***** EXCERPTED RECORDS *****

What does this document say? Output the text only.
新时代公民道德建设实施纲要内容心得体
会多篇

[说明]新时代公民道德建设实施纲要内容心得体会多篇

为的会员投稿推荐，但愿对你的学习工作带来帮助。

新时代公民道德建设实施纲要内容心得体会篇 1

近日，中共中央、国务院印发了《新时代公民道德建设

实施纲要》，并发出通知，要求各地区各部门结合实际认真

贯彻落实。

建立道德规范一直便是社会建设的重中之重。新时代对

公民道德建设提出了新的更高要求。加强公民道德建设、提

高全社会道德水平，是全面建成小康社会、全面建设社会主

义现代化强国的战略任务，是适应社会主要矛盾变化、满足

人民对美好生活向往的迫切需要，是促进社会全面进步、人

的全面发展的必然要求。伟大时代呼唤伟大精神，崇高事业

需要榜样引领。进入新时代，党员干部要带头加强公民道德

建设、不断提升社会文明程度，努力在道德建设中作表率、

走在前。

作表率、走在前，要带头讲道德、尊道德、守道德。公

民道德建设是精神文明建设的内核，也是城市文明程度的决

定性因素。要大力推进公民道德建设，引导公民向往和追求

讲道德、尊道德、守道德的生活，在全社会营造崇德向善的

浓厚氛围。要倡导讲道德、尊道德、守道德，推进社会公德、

*****
***** EXCERPTED RECORDS *****

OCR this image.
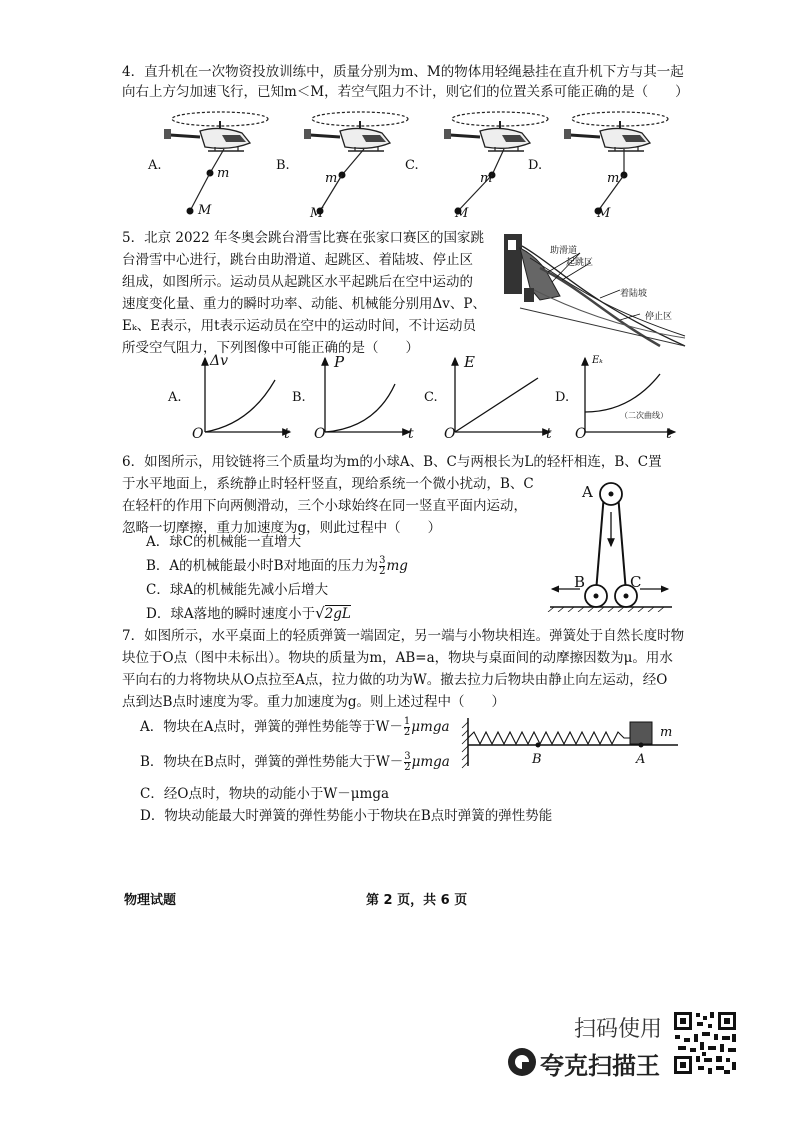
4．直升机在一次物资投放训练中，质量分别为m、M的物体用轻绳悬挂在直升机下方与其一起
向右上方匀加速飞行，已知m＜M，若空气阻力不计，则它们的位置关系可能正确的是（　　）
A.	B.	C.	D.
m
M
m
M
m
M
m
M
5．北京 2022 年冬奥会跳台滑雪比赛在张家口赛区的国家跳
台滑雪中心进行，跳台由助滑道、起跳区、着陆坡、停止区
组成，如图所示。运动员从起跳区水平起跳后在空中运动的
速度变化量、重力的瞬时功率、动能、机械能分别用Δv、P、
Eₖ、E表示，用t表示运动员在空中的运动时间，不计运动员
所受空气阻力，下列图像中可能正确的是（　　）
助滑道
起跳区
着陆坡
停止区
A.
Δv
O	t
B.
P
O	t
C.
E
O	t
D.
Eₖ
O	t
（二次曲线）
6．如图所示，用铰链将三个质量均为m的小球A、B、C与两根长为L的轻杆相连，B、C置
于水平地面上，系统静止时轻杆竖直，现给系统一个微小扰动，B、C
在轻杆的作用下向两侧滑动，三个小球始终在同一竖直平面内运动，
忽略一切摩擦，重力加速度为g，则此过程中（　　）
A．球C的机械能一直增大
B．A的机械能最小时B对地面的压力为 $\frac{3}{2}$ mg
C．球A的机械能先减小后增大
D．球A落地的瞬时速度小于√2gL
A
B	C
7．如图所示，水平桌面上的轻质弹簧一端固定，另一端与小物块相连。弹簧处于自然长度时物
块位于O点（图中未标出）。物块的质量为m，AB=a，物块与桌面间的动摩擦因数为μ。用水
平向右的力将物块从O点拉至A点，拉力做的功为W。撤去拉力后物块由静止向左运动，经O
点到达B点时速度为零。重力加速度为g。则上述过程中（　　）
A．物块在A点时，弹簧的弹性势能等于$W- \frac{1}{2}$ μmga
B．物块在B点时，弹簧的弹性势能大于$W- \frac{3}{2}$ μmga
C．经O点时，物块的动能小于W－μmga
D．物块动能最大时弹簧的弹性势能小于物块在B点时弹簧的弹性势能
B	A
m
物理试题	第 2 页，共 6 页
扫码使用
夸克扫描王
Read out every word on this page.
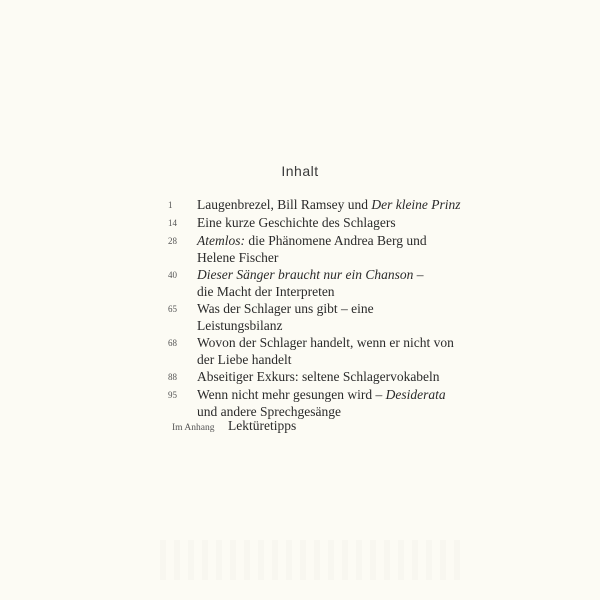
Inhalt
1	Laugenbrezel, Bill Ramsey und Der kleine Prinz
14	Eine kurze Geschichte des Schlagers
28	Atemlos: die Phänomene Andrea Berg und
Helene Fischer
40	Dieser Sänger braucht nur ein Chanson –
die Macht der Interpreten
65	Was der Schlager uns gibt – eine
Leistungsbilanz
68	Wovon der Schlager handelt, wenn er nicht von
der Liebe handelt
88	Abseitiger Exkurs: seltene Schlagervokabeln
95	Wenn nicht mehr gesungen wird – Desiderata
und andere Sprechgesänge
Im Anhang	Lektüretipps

*****
***** EXCERPTED RECORDS *****

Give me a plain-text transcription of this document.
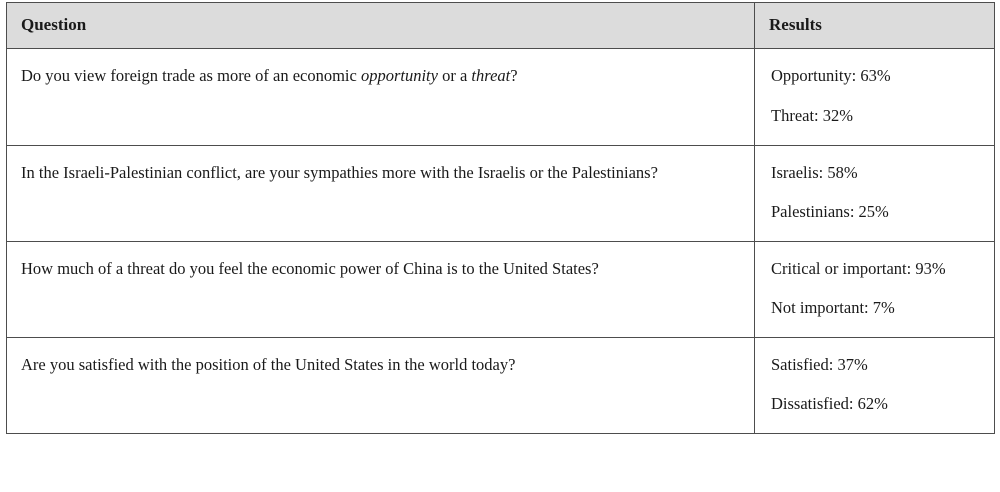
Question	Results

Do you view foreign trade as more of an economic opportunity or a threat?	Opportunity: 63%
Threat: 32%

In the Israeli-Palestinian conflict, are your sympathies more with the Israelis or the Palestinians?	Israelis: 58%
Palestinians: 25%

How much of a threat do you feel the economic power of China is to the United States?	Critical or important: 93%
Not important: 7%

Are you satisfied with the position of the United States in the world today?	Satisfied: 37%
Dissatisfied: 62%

*****

● GOAL
Where a line contains "more", copy that line.

● WORKED ANSWER
Do you view foreign trade as more of an economic opportunity or a threat?	Opportunity: 63%
In the Israeli-Palestinian conflict, are your sympathies more with the Israelis or the Palestinians?	Israelis: 58%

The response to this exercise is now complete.